Exercise instructions — Find each line with the string "name" and report it.
╭─ Given records
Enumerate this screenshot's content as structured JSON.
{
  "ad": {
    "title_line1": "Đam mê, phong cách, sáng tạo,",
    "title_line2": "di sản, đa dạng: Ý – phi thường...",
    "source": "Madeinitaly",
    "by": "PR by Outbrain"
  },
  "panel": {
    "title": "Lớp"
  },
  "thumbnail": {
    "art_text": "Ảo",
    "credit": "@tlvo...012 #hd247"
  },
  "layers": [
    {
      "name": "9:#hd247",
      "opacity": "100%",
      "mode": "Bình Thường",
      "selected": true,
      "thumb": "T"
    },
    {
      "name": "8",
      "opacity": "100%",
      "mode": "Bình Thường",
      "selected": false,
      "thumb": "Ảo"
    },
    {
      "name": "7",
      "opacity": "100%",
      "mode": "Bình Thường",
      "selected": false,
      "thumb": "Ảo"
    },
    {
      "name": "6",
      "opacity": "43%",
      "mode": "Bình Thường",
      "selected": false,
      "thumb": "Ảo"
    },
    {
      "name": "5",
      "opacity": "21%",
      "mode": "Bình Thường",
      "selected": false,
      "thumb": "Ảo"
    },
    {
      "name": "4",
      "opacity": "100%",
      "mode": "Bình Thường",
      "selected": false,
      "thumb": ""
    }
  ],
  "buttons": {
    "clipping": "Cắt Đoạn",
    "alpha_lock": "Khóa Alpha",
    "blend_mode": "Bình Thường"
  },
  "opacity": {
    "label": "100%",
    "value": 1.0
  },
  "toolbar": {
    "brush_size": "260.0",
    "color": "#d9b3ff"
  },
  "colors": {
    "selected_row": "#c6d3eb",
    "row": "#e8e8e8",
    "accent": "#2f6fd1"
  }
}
╰─
The output —
      "name": "9:#hd247",
      "name": "8",
      "name": "7",
      "name": "6",
      "name": "5",
      "name": "4",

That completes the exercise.